Copy every entry word for word, but skip the pictures.

━━━ Extracted data

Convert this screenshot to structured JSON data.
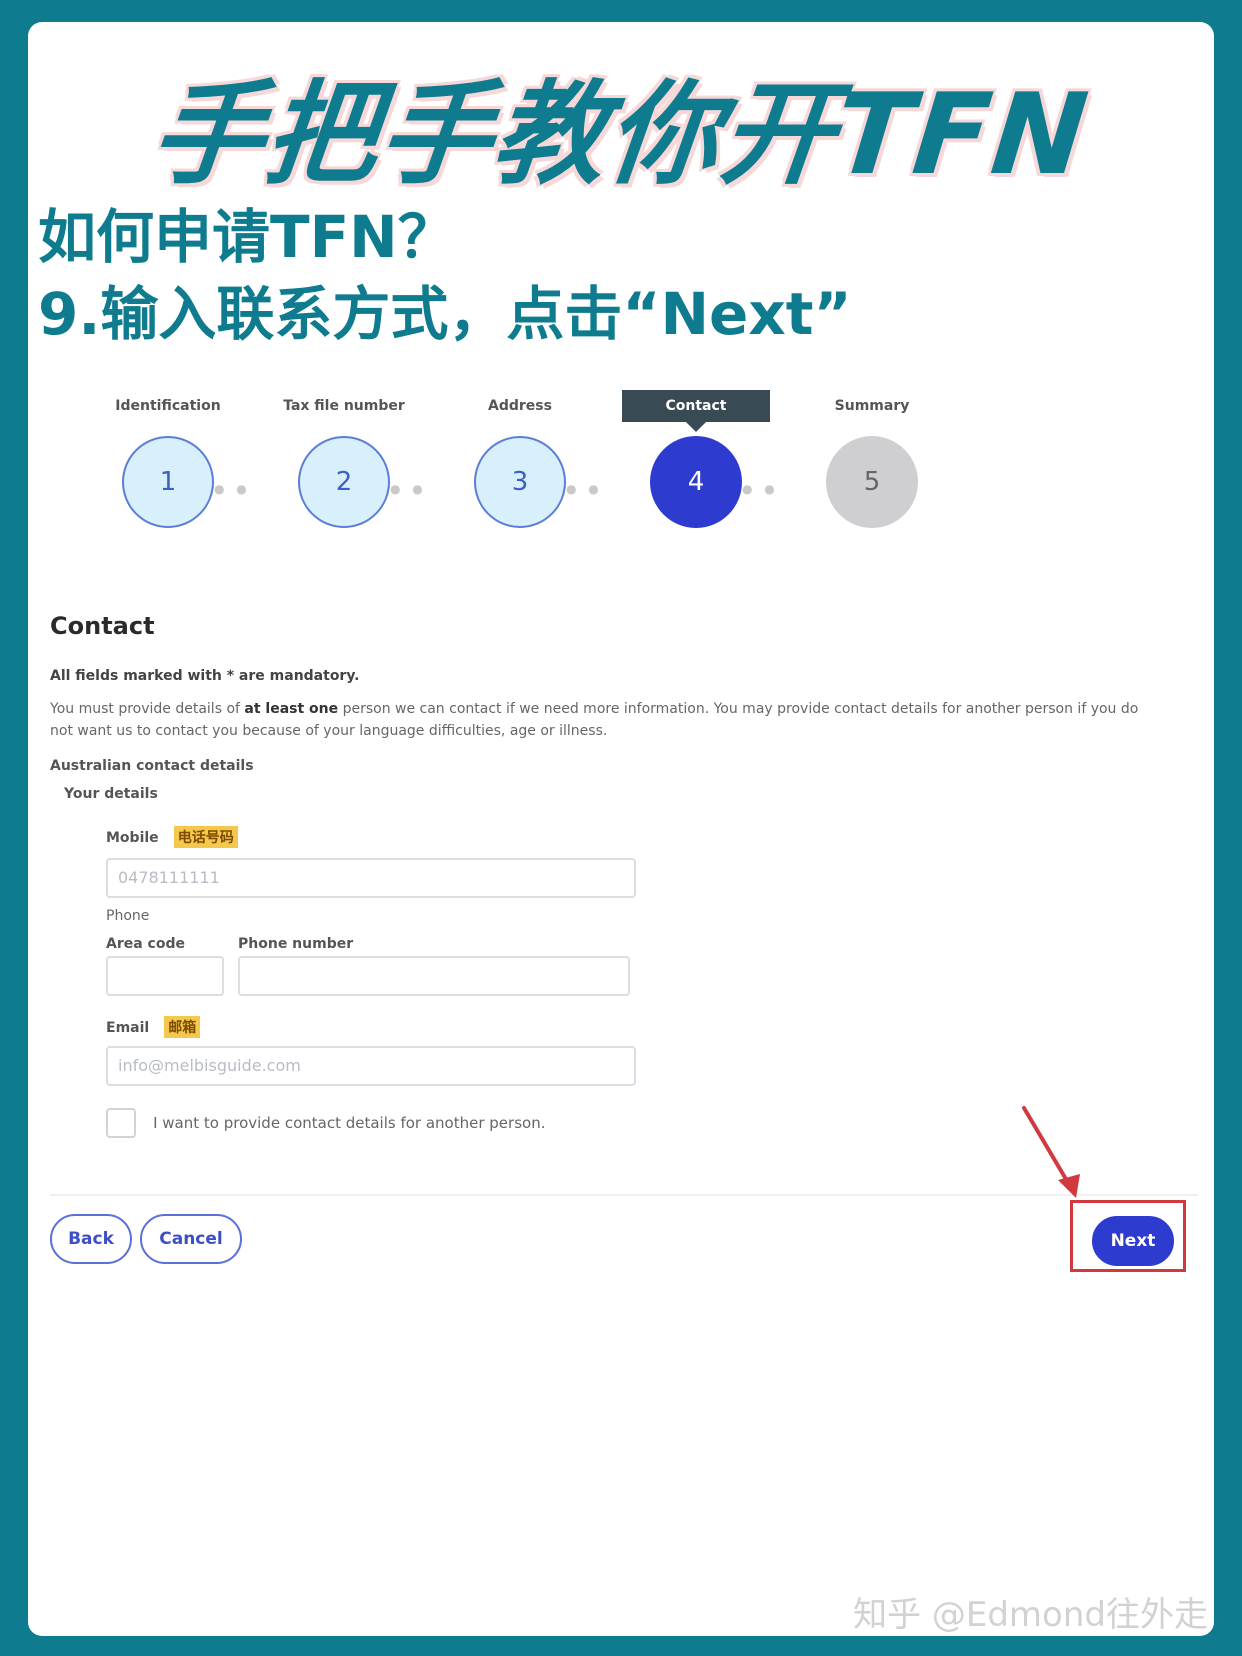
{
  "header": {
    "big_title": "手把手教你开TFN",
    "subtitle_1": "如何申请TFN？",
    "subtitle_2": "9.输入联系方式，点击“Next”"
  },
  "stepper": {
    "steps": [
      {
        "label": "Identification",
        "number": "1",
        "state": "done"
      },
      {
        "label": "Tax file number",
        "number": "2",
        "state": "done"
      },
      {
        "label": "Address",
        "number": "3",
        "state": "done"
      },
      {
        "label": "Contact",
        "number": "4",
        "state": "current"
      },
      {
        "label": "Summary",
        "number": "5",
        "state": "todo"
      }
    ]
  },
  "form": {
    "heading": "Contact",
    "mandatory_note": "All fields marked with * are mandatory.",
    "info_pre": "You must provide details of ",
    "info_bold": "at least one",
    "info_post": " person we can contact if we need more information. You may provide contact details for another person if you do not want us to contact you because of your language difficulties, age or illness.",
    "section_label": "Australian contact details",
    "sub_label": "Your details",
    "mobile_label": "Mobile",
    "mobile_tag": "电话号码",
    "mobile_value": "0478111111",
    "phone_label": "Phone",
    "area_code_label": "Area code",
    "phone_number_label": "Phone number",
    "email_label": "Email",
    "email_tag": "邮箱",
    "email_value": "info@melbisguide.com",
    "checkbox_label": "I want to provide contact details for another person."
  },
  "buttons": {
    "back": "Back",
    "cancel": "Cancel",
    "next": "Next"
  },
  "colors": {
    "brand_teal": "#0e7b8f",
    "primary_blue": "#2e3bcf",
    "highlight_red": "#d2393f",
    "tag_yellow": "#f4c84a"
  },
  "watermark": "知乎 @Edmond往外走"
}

━━━━━━

_Solved exercise_.
Convert this screenshot to structured JSON data.
{
  "header": {
    "big_title": "手把手教你开TFN",
    "subtitle_1": "如何申请TFN？",
    "subtitle_2": "9.输入联系方式，点击“Next”"
  },
  "stepper": {
    "steps": [
      {
        "label": "Identification",
        "number": "1",
        "state": "done"
      },
      {
        "label": "Tax file number",
        "number": "2",
        "state": "done"
      },
      {
        "label": "Address",
        "number": "3",
        "state": "done"
      },
      {
        "label": "Contact",
        "number": "4",
        "state": "current"
      },
      {
        "label": "Summary",
        "number": "5",
        "state": "todo"
      }
    ]
  },
  "form": {
    "heading": "Contact",
    "mandatory_note": "All fields marked with * are mandatory.",
    "info_pre": "You must provide details of ",
    "info_bold": "at least one",
    "info_post": " person we can contact if we need more information. You may provide contact details for another person if you do not want us to contact you because of your language difficulties, age or illness.",
    "section_label": "Australian contact details",
    "sub_label": "Your details",
    "mobile_label": "Mobile",
    "mobile_tag": "电话号码",
    "mobile_value": "0478111111",
    "phone_label": "Phone",
    "area_code_label": "Area code",
    "phone_number_label": "Phone number",
    "email_label": "Email",
    "email_tag": "邮箱",
    "email_value": "info@melbisguide.com",
    "checkbox_label": "I want to provide contact details for another person."
  },
  "buttons": {
    "back": "Back",
    "cancel": "Cancel",
    "next": "Next"
  },
  "colors": {
    "brand_teal": "#0e7b8f",
    "primary_blue": "#2e3bcf",
    "highlight_red": "#d2393f",
    "tag_yellow": "#f4c84a"
  },
  "watermark": "知乎 @Edmond往外走"
}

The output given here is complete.